The exercise: Report how many lines contain "любимые". Give the number and nothing else.
>> start Raw data
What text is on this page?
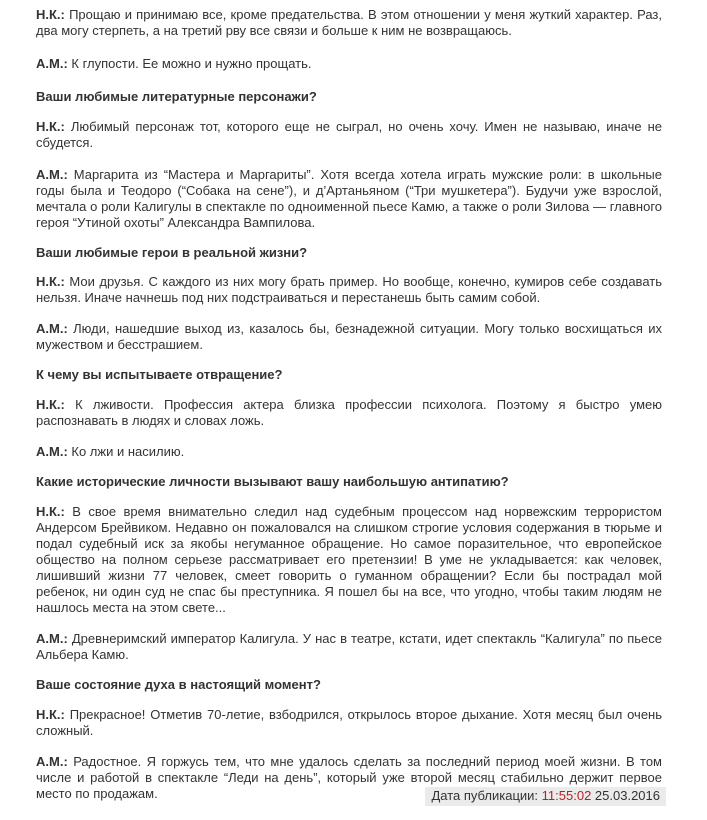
Н.К.: Прощаю и принимаю все, кроме предательства. В этом отношении у меня жуткий характер. Раз, два могу стерпеть, а на третий рву все связи и больше к ним не возвращаюсь.

А.М.: К глупости. Ее можно и нужно прощать.

Ваши любимые литературные персонажи?

Н.К.: Любимый персонаж тот, которого еще не сыграл, но очень хочу. Имен не называю, иначе не сбудется.

А.М.: Маргарита из “Мастера и Маргариты”. Хотя всегда хотела играть мужские роли: в школьные годы была и Теодоро (“Собака на сене”), и д’Артаньяном (“Три мушкетера”). Будучи уже взрослой, мечтала о роли Калигулы в спектакле по одноименной пьесе Камю, а также о роли Зилова — главного героя “Утиной охоты” Александра Вампилова.

Ваши любимые герои в реальной жизни?

Н.К.: Мои друзья. С каждого из них могу брать пример. Но вообще, конечно, кумиров себе создавать нельзя. Иначе начнешь под них подстраиваться и перестанешь быть самим собой.

А.М.: Люди, нашедшие выход из, казалось бы, безнадежной ситуации. Могу только восхищаться их мужеством и бесстрашием.

К чему вы испытываете отвращение?

Н.К.: К лживости. Профессия актера близка профессии психолога. Поэтому я быстро умею распознавать в людях и словах ложь.

А.М.: Ко лжи и насилию.

Какие исторические личности вызывают вашу наибольшую антипатию?

Н.К.: В свое время внимательно следил над судебным процессом над норвежским террористом Андерсом Брейвиком. Недавно он пожаловался на слишком строгие условия содержания в тюрьме и подал судебный иск за якобы негуманное обращение. Но самое поразительное, что европейское общество на полном серьезе рассматривает его претензии! В уме не укладывается: как человек, лишивший жизни 77 человек, смеет говорить о гуманном обращении? Если бы пострадал мой ребенок, ни один суд не спас бы преступника. Я пошел бы на все, что угодно, чтобы таким людям не нашлось места на этом свете...

А.М.: Древнеримский император Калигула. У нас в театре, кстати, идет спектакль “Калигула” по пьесе Альбера Камю.

Ваше состояние духа в настоящий момент?

Н.К.: Прекрасное! Отметив 70-летие, взбодрился, открылось второе дыхание. Хотя месяц был очень сложный.

А.М.: Радостное. Я горжусь тем, что мне удалось сделать за последний период моей жизни. В том числе и работой в спектакле “Леди на день”, который уже второй месяц стабильно держит первое место по продажам.	Дата публикации: 11:55:02 25.03.2016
>> end Raw data
Worked solution: 2